OBJECTIVE A:
Please condense the paragraph of the letters page below that begins "The ELA has been consulting with its members" into a shorter version that keeps its main facts.

======== SELECTED TEXT

This week’s letters
Management’s full support is vital for real success at work
I was excitedly drawn to the headline ‘Turning management thinking on its
head’ (Professional agenda, 13 April). And crikey, what a disappointment!
Customer service is only superficially in the remit of ‘frontline’ people.
Why waste money training staff to ‘smile and use the right words’? If you have
recruited good people they will know how to do it anyway, mainly because they
are customers themselves. They often do it exceptionally well, but go home fed
up because management regularly put the kibosh on their efforts.
Now, really turning management thinking on its head means agreeing that
management and supervision, in whatever organisation, are in their position for
one reason alone, and that is to fully support non-management staff to get it
right first time.
All processes must support that value. For example:
– Each worker should have customer service objectives included in their
appraisal (yes, even the gardener)
– Customers should be surveyed at least every three months, to find out how
they feel they are treated
– Customer survey results should be reported to everyone
– Bonuses should only be paid on the outcome of these customer satisfaction
measures
– Each customer complaint should be reported to everyone for discussion,
resolution and monitoring, so that it does not happen again
– Ditto any praise that individuals or the organisation receives
– Include topic(s) related to customer service in every meeting agenda.
Making staff care is unnecessary. People go to work only wanting to do their
jobs well. They don’t get up in the morning thinking: ‘Well, I wonder what I
can mess up today?’ It’s usually management that does that for them.
Anne Faris
Managing director, AF Associates
ELA set to further its investigatory studies
I would like to clarify a couple of points about the Employment Lawyers
Association’s (ELA) work on accreditation, referred to in your front page
article ‘Lawyers threaten Union power base’ (News, 20 April 2004).
The ELA has been consulting with its members on the question of whether we
should take a lead in introducing a form of accreditation for employment
tribunal practitioners. We are not, however, in the initial stages of
consulting with the Government on whether to introduce such a scheme, allowing
only certain lawyers to represent claimants at tribunal, as stated in your
article.
The catalyst for the consultation of our members was a report into the
operation of employment tribunals which indicated, among other things, that
some form of accreditation of tribunal practitioners would be of benefit to the
general public. The ELA is committed to ensuring the best practice of
employment law and, therefore, the promotion of an appropriate accreditation
scheme could be consistent with that aim.
Having consulted with our members, we are now in the process of analysing
the results. The issues we have canvassed opinion on include:
– Whether an accreditation scheme should only focus on tribunal practice
– Whether an accreditation scheme which the ELA might sponsor or establish
should be open only to lawyers or to all tribunal practitioners, including
employment consultants and others who already practise in the tribunal.
Once we have analysed the results of our survey, we will share them with our
members and a wider audience of interested parties.
Julian Hemming
Chairman, Employment Lawyers Association
HR selection criteria is too short-sighted
There have been many letters in Personnel Today regarding the Chartered
Institute of Personnel and Development (CIPD) qualification versus experience.
I have to say that as a jobseeker, I am finding a great deal of
unprofessionalism in recruitment. And as a recruitment specialist myself, I
have been surprised at the stereotypical and short-sighted selection criteria
used by many organisations.
Many companies only want recruitment staff from the same sector, but I think
this is really an insult to the intelligence of their wider recruitment
colleagues. I am qualified and experienced in recruitment and current methods,
and believe it would only take a day or two to pick up the culture of an
organisation if they hired me.

================

OBJECTIVE B:
Copy the rows below without changes, from the first row up to and including the line with "- candle-body: [578, 150, 581, 152]".

======== DATA FOR PROCESSING

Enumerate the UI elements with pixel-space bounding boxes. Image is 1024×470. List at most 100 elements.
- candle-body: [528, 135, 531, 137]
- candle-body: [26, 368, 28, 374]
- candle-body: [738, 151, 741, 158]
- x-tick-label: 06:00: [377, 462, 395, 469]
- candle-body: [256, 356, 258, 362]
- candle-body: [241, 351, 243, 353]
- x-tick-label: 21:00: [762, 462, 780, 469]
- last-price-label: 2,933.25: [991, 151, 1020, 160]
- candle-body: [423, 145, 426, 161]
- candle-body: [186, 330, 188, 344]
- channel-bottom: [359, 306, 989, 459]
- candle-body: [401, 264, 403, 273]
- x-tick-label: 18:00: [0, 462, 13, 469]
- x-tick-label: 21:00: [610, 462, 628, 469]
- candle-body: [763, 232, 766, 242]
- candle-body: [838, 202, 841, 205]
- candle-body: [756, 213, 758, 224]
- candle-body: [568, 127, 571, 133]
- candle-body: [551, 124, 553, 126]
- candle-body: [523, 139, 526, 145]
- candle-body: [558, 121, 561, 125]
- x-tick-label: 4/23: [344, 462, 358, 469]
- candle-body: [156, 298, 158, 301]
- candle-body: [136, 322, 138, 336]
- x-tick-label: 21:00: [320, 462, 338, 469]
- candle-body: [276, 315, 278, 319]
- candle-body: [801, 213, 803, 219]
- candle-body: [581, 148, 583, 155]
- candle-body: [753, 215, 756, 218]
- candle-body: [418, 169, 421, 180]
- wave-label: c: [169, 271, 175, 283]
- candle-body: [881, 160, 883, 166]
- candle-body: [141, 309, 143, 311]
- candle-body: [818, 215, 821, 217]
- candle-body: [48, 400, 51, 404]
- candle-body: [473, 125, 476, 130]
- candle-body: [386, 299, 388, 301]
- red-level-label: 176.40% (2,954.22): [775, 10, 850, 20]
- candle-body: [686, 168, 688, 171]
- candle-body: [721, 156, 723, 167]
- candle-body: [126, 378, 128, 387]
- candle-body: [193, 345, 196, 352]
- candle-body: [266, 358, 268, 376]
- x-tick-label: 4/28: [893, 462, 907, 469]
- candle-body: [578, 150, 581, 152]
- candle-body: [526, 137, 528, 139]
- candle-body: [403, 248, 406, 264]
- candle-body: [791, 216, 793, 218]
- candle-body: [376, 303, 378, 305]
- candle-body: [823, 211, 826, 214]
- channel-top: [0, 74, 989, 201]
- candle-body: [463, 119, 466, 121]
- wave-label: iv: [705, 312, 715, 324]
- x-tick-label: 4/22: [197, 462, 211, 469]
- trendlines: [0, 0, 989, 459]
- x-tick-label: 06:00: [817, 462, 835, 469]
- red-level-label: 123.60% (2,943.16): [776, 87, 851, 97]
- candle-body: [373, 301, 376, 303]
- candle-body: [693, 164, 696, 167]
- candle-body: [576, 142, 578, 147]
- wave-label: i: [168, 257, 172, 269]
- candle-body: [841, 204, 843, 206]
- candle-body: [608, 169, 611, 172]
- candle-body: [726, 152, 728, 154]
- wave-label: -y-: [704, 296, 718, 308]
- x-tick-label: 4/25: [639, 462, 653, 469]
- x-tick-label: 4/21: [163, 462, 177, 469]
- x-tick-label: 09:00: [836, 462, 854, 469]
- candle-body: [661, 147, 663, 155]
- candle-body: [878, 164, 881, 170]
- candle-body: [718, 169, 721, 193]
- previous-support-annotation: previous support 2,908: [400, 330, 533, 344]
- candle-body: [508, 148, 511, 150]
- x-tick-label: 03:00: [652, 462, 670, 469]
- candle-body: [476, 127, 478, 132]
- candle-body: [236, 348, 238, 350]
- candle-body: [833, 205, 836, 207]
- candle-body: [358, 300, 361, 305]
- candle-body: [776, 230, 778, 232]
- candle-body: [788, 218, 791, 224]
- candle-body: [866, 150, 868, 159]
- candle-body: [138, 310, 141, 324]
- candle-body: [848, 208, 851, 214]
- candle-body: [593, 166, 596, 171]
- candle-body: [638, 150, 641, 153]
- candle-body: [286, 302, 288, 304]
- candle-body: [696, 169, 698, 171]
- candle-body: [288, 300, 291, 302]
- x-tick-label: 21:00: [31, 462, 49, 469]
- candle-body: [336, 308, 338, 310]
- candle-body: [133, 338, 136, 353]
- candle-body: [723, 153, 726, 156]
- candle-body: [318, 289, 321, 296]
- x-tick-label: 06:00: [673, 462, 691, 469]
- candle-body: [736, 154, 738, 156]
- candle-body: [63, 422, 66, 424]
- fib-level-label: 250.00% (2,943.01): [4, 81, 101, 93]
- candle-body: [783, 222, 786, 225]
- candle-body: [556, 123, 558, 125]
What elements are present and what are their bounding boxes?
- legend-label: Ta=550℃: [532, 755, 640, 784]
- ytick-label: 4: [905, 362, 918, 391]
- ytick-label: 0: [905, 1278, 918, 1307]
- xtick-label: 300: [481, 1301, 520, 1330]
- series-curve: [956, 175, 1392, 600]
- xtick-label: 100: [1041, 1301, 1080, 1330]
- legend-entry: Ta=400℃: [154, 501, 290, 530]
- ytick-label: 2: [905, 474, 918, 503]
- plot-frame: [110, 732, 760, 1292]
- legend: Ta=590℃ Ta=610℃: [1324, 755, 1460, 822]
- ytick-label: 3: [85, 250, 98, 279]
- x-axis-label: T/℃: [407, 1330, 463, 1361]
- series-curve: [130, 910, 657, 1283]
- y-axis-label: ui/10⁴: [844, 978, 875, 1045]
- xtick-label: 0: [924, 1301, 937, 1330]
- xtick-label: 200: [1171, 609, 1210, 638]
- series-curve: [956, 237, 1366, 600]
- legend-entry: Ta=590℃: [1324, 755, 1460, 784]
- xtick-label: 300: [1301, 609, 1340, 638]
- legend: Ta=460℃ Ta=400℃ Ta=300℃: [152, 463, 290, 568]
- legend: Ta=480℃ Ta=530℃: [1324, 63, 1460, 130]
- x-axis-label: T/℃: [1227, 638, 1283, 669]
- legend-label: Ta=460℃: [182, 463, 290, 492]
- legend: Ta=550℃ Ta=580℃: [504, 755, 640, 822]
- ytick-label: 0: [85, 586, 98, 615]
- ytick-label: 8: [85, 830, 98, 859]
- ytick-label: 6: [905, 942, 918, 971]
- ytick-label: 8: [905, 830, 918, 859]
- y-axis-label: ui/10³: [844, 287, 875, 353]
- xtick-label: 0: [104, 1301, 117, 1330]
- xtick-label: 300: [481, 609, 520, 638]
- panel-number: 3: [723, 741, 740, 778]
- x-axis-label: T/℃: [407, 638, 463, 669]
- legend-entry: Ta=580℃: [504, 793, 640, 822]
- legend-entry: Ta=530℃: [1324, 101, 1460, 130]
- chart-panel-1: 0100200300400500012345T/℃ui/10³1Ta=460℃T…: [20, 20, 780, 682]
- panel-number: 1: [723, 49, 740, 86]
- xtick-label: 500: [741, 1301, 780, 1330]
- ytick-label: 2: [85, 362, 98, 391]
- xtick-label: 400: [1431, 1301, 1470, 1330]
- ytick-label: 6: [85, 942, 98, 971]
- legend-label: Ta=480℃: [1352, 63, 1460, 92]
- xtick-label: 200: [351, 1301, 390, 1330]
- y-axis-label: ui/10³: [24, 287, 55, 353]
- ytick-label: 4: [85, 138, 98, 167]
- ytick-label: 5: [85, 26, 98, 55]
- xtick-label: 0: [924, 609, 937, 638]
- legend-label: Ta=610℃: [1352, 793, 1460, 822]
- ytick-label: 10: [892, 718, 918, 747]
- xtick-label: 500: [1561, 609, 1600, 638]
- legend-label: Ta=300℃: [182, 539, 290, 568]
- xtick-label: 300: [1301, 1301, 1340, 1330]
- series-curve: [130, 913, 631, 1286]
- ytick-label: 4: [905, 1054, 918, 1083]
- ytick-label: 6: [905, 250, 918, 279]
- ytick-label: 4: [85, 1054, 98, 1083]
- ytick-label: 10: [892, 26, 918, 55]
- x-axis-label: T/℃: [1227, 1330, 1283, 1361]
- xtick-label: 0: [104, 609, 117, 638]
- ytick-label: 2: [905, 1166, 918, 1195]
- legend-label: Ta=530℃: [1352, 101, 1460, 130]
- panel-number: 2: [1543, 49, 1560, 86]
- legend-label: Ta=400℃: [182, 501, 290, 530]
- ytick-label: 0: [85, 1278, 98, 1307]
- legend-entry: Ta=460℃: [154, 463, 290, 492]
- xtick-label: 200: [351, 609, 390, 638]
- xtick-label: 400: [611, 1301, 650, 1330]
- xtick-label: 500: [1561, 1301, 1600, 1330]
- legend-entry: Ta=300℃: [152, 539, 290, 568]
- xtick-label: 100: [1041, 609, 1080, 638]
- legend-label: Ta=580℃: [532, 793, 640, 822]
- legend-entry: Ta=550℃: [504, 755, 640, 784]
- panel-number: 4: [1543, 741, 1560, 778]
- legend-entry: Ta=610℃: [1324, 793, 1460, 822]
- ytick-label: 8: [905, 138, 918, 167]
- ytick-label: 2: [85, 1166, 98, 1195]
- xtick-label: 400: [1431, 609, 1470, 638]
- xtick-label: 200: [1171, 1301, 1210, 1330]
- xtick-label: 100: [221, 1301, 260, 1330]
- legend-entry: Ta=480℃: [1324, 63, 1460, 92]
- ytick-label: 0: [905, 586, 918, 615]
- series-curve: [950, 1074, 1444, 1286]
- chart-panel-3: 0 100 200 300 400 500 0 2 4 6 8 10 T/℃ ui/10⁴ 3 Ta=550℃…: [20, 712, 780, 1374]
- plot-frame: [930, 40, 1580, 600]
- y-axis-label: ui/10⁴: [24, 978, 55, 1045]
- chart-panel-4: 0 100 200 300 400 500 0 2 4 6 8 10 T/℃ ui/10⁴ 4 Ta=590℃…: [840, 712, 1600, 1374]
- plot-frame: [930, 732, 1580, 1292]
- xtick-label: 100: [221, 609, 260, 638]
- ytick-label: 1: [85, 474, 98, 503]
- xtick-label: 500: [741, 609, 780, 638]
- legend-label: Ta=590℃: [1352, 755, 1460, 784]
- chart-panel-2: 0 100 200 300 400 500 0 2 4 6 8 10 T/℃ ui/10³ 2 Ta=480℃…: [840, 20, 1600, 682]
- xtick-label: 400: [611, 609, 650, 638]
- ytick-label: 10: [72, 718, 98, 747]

================

WRITTEN RESPONSE A:
The ELA has asked its members whether it should lead in introducing accreditation for employment tribunal practitioners. Contrary to the article, it is not in early talks with the Government about a scheme that would let only certain lawyers represent claimants at tribunal.

WRITTEN RESPONSE B:
Enumerate the UI elements with pixel-space bounding boxes. Image is 1024×470. List at most 100 elements.
- candle-body: [528, 135, 531, 137]
- candle-body: [26, 368, 28, 374]
- candle-body: [738, 151, 741, 158]
- x-tick-label: 06:00: [377, 462, 395, 469]
- candle-body: [256, 356, 258, 362]
- candle-body: [241, 351, 243, 353]
- x-tick-label: 21:00: [762, 462, 780, 469]
- last-price-label: 2,933.25: [991, 151, 1020, 160]
- candle-body: [423, 145, 426, 161]
- candle-body: [186, 330, 188, 344]
- channel-bottom: [359, 306, 989, 459]
- candle-body: [401, 264, 403, 273]
- x-tick-label: 18:00: [0, 462, 13, 469]
- x-tick-label: 21:00: [610, 462, 628, 469]
- candle-body: [763, 232, 766, 242]
- candle-body: [838, 202, 841, 205]
- candle-body: [756, 213, 758, 224]
- candle-body: [568, 127, 571, 133]
- candle-body: [551, 124, 553, 126]
- candle-body: [523, 139, 526, 145]
- candle-body: [558, 121, 561, 125]
- x-tick-label: 4/23: [344, 462, 358, 469]
- candle-body: [156, 298, 158, 301]
- candle-body: [136, 322, 138, 336]
- x-tick-label: 21:00: [320, 462, 338, 469]
- candle-body: [276, 315, 278, 319]
- candle-body: [801, 213, 803, 219]
- candle-body: [581, 148, 583, 155]
- candle-body: [753, 215, 756, 218]
- candle-body: [418, 169, 421, 180]
- wave-label: c: [169, 271, 175, 283]
- candle-body: [881, 160, 883, 166]
- candle-body: [141, 309, 143, 311]
- candle-body: [818, 215, 821, 217]
- candle-body: [48, 400, 51, 404]
- candle-body: [473, 125, 476, 130]
- candle-body: [386, 299, 388, 301]
- red-level-label: 176.40% (2,954.22): [775, 10, 850, 20]
- candle-body: [686, 168, 688, 171]
- candle-body: [721, 156, 723, 167]
- candle-body: [126, 378, 128, 387]
- candle-body: [193, 345, 196, 352]
- candle-body: [266, 358, 268, 376]
- x-tick-label: 4/28: [893, 462, 907, 469]
- candle-body: [578, 150, 581, 152]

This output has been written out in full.